*REQUEST*
Find every line in the records below that holds the word "band" and copy it.

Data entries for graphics

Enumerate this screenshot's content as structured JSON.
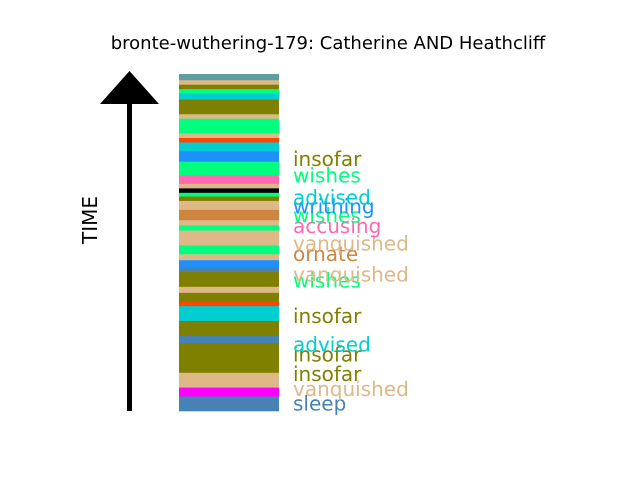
{
  "chart_data": {
    "type": "bar",
    "title": "bronte-wuthering-179: Catherine AND Heathcliff",
    "ylabel": "TIME",
    "orientation": "stacked-vertical-strip",
    "stripes_bottom_to_top": [
      {
        "color": "#4682b4",
        "h": 1.0
      },
      {
        "color": "#ff00ff",
        "h": 0.6
      },
      {
        "color": "#deb887",
        "h": 1.0
      },
      {
        "color": "#808000",
        "h": 2.0
      },
      {
        "color": "#4682b4",
        "h": 0.5
      },
      {
        "color": "#808000",
        "h": 1.0
      },
      {
        "color": "#00ced1",
        "h": 1.0
      },
      {
        "color": "#ff4500",
        "h": 0.3
      },
      {
        "color": "#808000",
        "h": 0.6
      },
      {
        "color": "#deb887",
        "h": 0.4
      },
      {
        "color": "#808000",
        "h": 1.0
      },
      {
        "color": "#4682b4",
        "h": 0.3
      },
      {
        "color": "#1e90ff",
        "h": 0.5
      },
      {
        "color": "#deb887",
        "h": 0.4
      },
      {
        "color": "#00ff7f",
        "h": 0.6
      },
      {
        "color": "#deb887",
        "h": 0.3
      },
      {
        "color": "#deb887",
        "h": 0.7
      },
      {
        "color": "#00ff7f",
        "h": 0.35
      },
      {
        "color": "#deb887",
        "h": 0.35
      },
      {
        "color": "#cd853f",
        "h": 0.7
      },
      {
        "color": "#deb887",
        "h": 0.6
      },
      {
        "color": "#808000",
        "h": 0.3
      },
      {
        "color": "#00ff7f",
        "h": 0.25
      },
      {
        "color": "#000000",
        "h": 0.3
      },
      {
        "color": "#deb887",
        "h": 0.3
      },
      {
        "color": "#ff69b4",
        "h": 0.6
      },
      {
        "color": "#00ff7f",
        "h": 0.9
      },
      {
        "color": "#1e90ff",
        "h": 0.7
      },
      {
        "color": "#00ced1",
        "h": 0.6
      },
      {
        "color": "#ff4500",
        "h": 0.3
      },
      {
        "color": "#deb887",
        "h": 0.3
      },
      {
        "color": "#00ff7f",
        "h": 1.0
      },
      {
        "color": "#deb887",
        "h": 0.3
      },
      {
        "color": "#808000",
        "h": 1.0
      },
      {
        "color": "#00ced1",
        "h": 0.4
      },
      {
        "color": "#00ff7f",
        "h": 0.3
      },
      {
        "color": "#808000",
        "h": 0.3
      },
      {
        "color": "#deb887",
        "h": 0.3
      },
      {
        "color": "#5f9ea0",
        "h": 0.4
      }
    ],
    "labels_bottom_to_top": [
      {
        "text": "sleep",
        "color": "#4682b4",
        "pos": 0.5
      },
      {
        "text": "vanquished",
        "color": "#deb887",
        "pos": 1.5
      },
      {
        "text": "insofar",
        "color": "#808000",
        "pos": 2.5
      },
      {
        "text": "insofar",
        "color": "#808000",
        "pos": 3.8
      },
      {
        "text": "advised",
        "color": "#00ced1",
        "pos": 4.5
      },
      {
        "text": "insofar",
        "color": "#808000",
        "pos": 6.4
      },
      {
        "text": "wishes",
        "color": "#00ff7f",
        "pos": 8.8
      },
      {
        "text": "vanquished",
        "color": "#deb887",
        "pos": 9.2
      },
      {
        "text": "ornate",
        "color": "#cd853f",
        "pos": 10.6
      },
      {
        "text": "vanquished",
        "color": "#deb887",
        "pos": 11.3
      },
      {
        "text": "accusing",
        "color": "#ff69b4",
        "pos": 12.5
      },
      {
        "text": "wishes",
        "color": "#00ff7f",
        "pos": 13.2
      },
      {
        "text": "writhing",
        "color": "#1e90ff",
        "pos": 13.8
      },
      {
        "text": "advised",
        "color": "#00ced1",
        "pos": 14.4
      },
      {
        "text": "wishes",
        "color": "#00ff7f",
        "pos": 15.9
      },
      {
        "text": "insofar",
        "color": "#808000",
        "pos": 17.0
      }
    ]
  }
}
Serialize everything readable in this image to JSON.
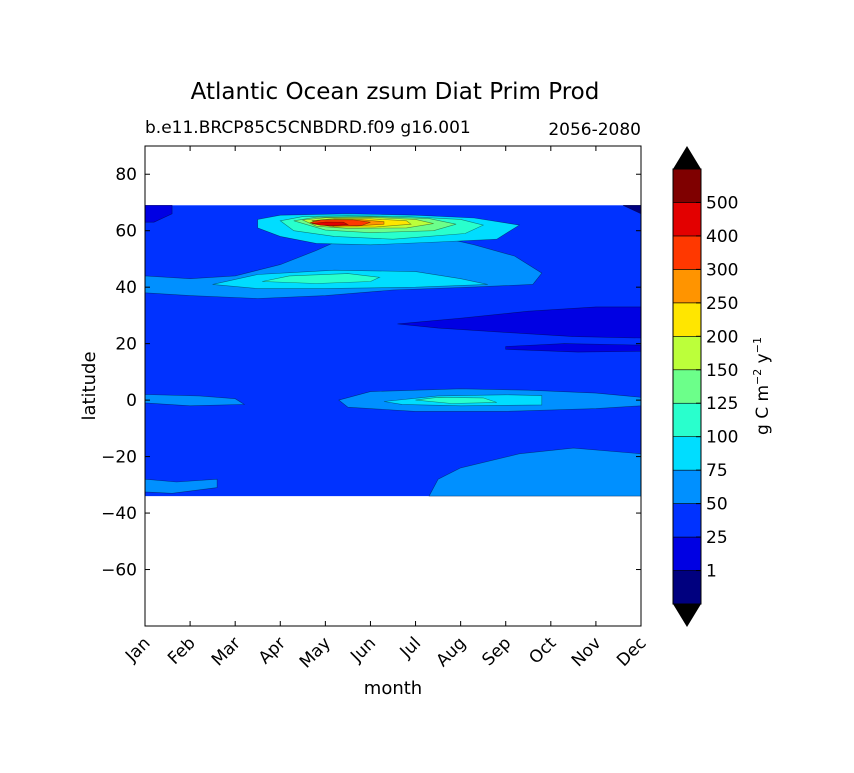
{
  "chart_data": {
    "type": "heatmap",
    "subtype": "filled-contour",
    "title": "Atlantic Ocean zsum Diat Prim Prod",
    "subtitle_left": "b.e11.BRCP85C5CNBDRD.f09 g16.001",
    "subtitle_right": "2056-2080",
    "xlabel": "month",
    "ylabel": "latitude",
    "x_ticks": [
      "Jan",
      "Feb",
      "Mar",
      "Apr",
      "May",
      "Jun",
      "Jul",
      "Aug",
      "Sep",
      "Oct",
      "Nov",
      "Dec"
    ],
    "y_ticks": [
      80,
      60,
      40,
      20,
      0,
      -20,
      -40,
      -60
    ],
    "y_tick_labels": [
      "80",
      "60",
      "40",
      "20",
      "0",
      "−20",
      "−40",
      "−60"
    ],
    "ylim": [
      -80,
      90
    ],
    "data_lat_range": [
      -34,
      69
    ],
    "colorbar": {
      "label_text": "g C m",
      "label_sup1": "−2",
      "label_mid": " y",
      "label_sup2": "−1",
      "extend": "both",
      "under_color": "#000000",
      "over_color": "#000000",
      "levels": [
        "1",
        "25",
        "50",
        "75",
        "100",
        "125",
        "150",
        "200",
        "250",
        "300",
        "400",
        "500"
      ],
      "colors": [
        "#00007f",
        "#0000e3",
        "#0032ff",
        "#0090ff",
        "#00ddff",
        "#29ffcd",
        "#6cff8a",
        "#bcff3a",
        "#ffe600",
        "#ff9400",
        "#ff3800",
        "#e30000",
        "#7f0000"
      ]
    },
    "background_level": 2,
    "regions": [
      {
        "level": 3,
        "label": "mid-latitude band",
        "points": [
          [
            0,
            44
          ],
          [
            1,
            43
          ],
          [
            2,
            44
          ],
          [
            3,
            48
          ],
          [
            3.8,
            53
          ],
          [
            4.5,
            58
          ],
          [
            5.5,
            59
          ],
          [
            6.5,
            58
          ],
          [
            7.3,
            55
          ],
          [
            8.2,
            51
          ],
          [
            8.8,
            45
          ],
          [
            8.6,
            41
          ],
          [
            7.2,
            40
          ],
          [
            5.5,
            39
          ],
          [
            4,
            37
          ],
          [
            2.5,
            36
          ],
          [
            1,
            37
          ],
          [
            0,
            38
          ]
        ]
      },
      {
        "level": 3,
        "label": "equatorial band",
        "points": [
          [
            4.3,
            0
          ],
          [
            5,
            3
          ],
          [
            7,
            4
          ],
          [
            8.5,
            3.5
          ],
          [
            10,
            2.5
          ],
          [
            11,
            1
          ],
          [
            11,
            -2
          ],
          [
            10,
            -3
          ],
          [
            8,
            -4
          ],
          [
            6,
            -4
          ],
          [
            4.5,
            -2.5
          ]
        ]
      },
      {
        "level": 3,
        "label": "southern band",
        "points": [
          [
            6.3,
            -34
          ],
          [
            6.5,
            -28
          ],
          [
            7,
            -24
          ],
          [
            8.3,
            -19
          ],
          [
            9.5,
            -17
          ],
          [
            11,
            -19
          ],
          [
            11,
            -34
          ]
        ]
      },
      {
        "level": 3,
        "label": "southern band west",
        "points": [
          [
            0,
            -28
          ],
          [
            0.7,
            -29
          ],
          [
            1.6,
            -28
          ],
          [
            1.6,
            -31
          ],
          [
            0.6,
            -33
          ],
          [
            0,
            -32.5
          ]
        ]
      },
      {
        "level": 3,
        "label": "equatorial band west",
        "points": [
          [
            0,
            2
          ],
          [
            1.2,
            1.5
          ],
          [
            2,
            0.5
          ],
          [
            2.2,
            -1.5
          ],
          [
            1,
            -2
          ],
          [
            0,
            -1
          ]
        ]
      },
      {
        "level": 1,
        "label": "northern subtropical band",
        "points": [
          [
            5.6,
            27
          ],
          [
            7,
            29
          ],
          [
            8.5,
            31.5
          ],
          [
            10,
            33
          ],
          [
            11,
            33
          ],
          [
            11,
            22
          ],
          [
            9.5,
            22.5
          ],
          [
            8,
            24
          ],
          [
            6.5,
            25.5
          ]
        ]
      },
      {
        "level": 1,
        "label": "northeast strip",
        "points": [
          [
            8,
            19
          ],
          [
            9.3,
            20
          ],
          [
            11,
            19.5
          ],
          [
            11,
            17.3
          ],
          [
            9.6,
            17
          ],
          [
            8,
            18
          ]
        ]
      },
      {
        "level": 1,
        "label": "northwest corner",
        "points": [
          [
            0,
            69
          ],
          [
            0.6,
            69
          ],
          [
            0.6,
            66
          ],
          [
            0.2,
            63
          ],
          [
            0,
            63
          ]
        ]
      },
      {
        "level": 0,
        "label": "northeast corner",
        "points": [
          [
            10.6,
            69
          ],
          [
            11,
            69
          ],
          [
            11,
            66
          ]
        ]
      },
      {
        "level": 4,
        "label": "upper contour",
        "points": [
          [
            2.5,
            64
          ],
          [
            3,
            65.5
          ],
          [
            4.5,
            66
          ],
          [
            6,
            65.5
          ],
          [
            7.3,
            64.5
          ],
          [
            8.3,
            62
          ],
          [
            7.8,
            57
          ],
          [
            6.5,
            56
          ],
          [
            5,
            55
          ],
          [
            3.8,
            55.5
          ],
          [
            3,
            58
          ],
          [
            2.5,
            61
          ]
        ]
      },
      {
        "level": 4,
        "label": "middle contour",
        "points": [
          [
            1.5,
            41
          ],
          [
            2.5,
            44.5
          ],
          [
            4.2,
            46
          ],
          [
            6,
            45.5
          ],
          [
            7,
            43
          ],
          [
            7.6,
            41
          ],
          [
            6,
            40
          ],
          [
            4,
            39.5
          ],
          [
            2.5,
            39.5
          ]
        ]
      },
      {
        "level": 4,
        "label": "lower contour",
        "points": [
          [
            5.3,
            -0.5
          ],
          [
            6.5,
            1.5
          ],
          [
            8,
            1.9
          ],
          [
            8.8,
            1.6
          ],
          [
            8.8,
            -1.7
          ],
          [
            7,
            -2
          ],
          [
            5.7,
            -1.5
          ]
        ]
      },
      {
        "level": 5,
        "label": "upper contour",
        "points": [
          [
            3,
            63.5
          ],
          [
            3.5,
            65
          ],
          [
            4.5,
            65.3
          ],
          [
            5.8,
            65
          ],
          [
            7,
            64
          ],
          [
            7.5,
            62
          ],
          [
            7.1,
            59
          ],
          [
            5.5,
            57
          ],
          [
            4.2,
            58
          ],
          [
            3.3,
            60
          ]
        ]
      },
      {
        "level": 5,
        "label": "middle contour",
        "points": [
          [
            2.6,
            42
          ],
          [
            3.2,
            44
          ],
          [
            4.5,
            44.8
          ],
          [
            5.2,
            43.5
          ],
          [
            5,
            42
          ],
          [
            3.8,
            41.3
          ]
        ]
      },
      {
        "level": 5,
        "label": "lower contour",
        "points": [
          [
            6,
            0
          ],
          [
            6.5,
            1
          ],
          [
            7.5,
            0.8
          ],
          [
            7.8,
            -0.8
          ],
          [
            6.8,
            -1.2
          ]
        ]
      },
      {
        "level": 6,
        "label": "upper contour",
        "points": [
          [
            3.3,
            63.5
          ],
          [
            3.8,
            64.8
          ],
          [
            5,
            65
          ],
          [
            6.3,
            64.3
          ],
          [
            6.9,
            62.3
          ],
          [
            6.4,
            60
          ],
          [
            5,
            59.3
          ],
          [
            4,
            60.2
          ]
        ]
      },
      {
        "level": 7,
        "label": "upper contour",
        "points": [
          [
            3.5,
            63.8
          ],
          [
            4,
            64.6
          ],
          [
            5,
            64.7
          ],
          [
            6,
            64
          ],
          [
            6.4,
            62.5
          ],
          [
            5.8,
            61
          ],
          [
            4.5,
            60.8
          ],
          [
            3.8,
            61.6
          ]
        ]
      },
      {
        "level": 8,
        "label": "upper contour",
        "points": [
          [
            3.7,
            63.5
          ],
          [
            4.2,
            64.3
          ],
          [
            5,
            64.2
          ],
          [
            5.8,
            63.5
          ],
          [
            5.9,
            62.3
          ],
          [
            5.1,
            61.3
          ],
          [
            4.2,
            61.3
          ]
        ]
      },
      {
        "level": 9,
        "label": "upper contour",
        "points": [
          [
            3.7,
            63.5
          ],
          [
            4.2,
            64
          ],
          [
            4.8,
            63.9
          ],
          [
            5.3,
            63.2
          ],
          [
            5.3,
            62.3
          ],
          [
            4.7,
            61.7
          ],
          [
            4,
            61.9
          ]
        ]
      },
      {
        "level": 10,
        "label": "upper contour",
        "points": [
          [
            3.65,
            62.8
          ],
          [
            3.9,
            63.8
          ],
          [
            4.6,
            63.9
          ],
          [
            5,
            63
          ],
          [
            4.8,
            61.8
          ],
          [
            4.1,
            61.6
          ]
        ]
      },
      {
        "level": 11,
        "label": "upper contour",
        "points": [
          [
            3.7,
            62.5
          ],
          [
            4,
            63.1
          ],
          [
            4.4,
            63
          ],
          [
            4.5,
            62.2
          ],
          [
            4.2,
            61.8
          ],
          [
            3.9,
            61.9
          ]
        ]
      }
    ]
  }
}
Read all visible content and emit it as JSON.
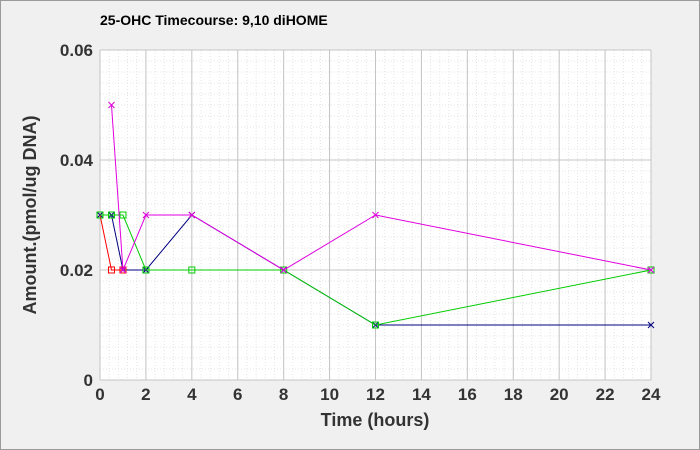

*TASK RESPONSE*
        "label": "mid-latitude band",
        "label": "equatorial band",
        "label": "southern band",
        "label": "southern band west",
        "label": "equatorial band west",
        "label": "northern subtropical band",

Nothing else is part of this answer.